▶ EXTRACTED DATA
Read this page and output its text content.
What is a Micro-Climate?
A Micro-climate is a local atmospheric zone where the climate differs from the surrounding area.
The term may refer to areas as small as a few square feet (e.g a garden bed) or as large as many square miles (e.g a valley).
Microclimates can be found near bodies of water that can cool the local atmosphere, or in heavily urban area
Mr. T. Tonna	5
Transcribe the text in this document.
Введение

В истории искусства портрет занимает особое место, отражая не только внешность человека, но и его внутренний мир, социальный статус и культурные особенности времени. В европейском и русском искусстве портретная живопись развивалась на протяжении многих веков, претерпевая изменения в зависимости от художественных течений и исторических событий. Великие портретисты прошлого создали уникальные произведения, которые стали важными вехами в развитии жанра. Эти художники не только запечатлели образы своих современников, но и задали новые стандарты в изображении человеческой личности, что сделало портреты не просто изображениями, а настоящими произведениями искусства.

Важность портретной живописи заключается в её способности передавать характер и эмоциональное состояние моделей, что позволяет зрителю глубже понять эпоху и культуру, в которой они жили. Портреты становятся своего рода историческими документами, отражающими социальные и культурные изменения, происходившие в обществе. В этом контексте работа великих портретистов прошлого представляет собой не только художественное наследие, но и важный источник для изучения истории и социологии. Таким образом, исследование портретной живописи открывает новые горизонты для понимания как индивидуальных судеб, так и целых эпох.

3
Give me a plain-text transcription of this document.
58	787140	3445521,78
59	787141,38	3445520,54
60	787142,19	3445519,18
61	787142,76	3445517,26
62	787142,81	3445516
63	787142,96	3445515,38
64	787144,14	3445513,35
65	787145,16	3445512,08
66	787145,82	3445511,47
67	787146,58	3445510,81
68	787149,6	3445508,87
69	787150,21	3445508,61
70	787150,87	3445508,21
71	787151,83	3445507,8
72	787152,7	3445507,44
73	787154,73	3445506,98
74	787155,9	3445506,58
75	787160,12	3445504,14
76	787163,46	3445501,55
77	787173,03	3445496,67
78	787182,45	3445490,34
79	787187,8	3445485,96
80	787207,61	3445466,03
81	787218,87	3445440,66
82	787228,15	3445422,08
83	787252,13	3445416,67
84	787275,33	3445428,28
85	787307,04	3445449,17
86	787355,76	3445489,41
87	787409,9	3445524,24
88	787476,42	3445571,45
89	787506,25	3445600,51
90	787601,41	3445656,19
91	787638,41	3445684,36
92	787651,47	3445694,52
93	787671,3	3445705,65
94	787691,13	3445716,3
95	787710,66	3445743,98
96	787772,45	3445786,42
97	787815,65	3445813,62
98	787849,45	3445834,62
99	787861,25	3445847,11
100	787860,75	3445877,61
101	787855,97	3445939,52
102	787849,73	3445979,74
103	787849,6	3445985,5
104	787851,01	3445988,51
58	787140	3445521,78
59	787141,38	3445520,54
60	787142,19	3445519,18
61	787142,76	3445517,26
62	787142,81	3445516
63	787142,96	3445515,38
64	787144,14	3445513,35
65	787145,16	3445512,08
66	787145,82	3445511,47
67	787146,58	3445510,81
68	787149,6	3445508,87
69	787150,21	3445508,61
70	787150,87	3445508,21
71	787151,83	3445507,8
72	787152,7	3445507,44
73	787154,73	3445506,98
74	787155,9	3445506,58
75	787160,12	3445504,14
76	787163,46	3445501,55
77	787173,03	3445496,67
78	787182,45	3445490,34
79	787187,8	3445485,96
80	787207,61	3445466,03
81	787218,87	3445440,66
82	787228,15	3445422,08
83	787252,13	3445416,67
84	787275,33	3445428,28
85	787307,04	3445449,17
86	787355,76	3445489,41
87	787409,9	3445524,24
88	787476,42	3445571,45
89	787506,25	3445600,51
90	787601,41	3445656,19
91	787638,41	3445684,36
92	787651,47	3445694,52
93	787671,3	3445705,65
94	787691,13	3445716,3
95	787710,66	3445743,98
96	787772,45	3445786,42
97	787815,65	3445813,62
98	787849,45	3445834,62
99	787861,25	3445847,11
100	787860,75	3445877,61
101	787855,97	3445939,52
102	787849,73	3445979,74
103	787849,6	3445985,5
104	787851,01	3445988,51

▶ DESCRIPTION OF THE TASK
Find every line holding the word "text"; give their count and nothing else.

▶ TASK OUTPUT
3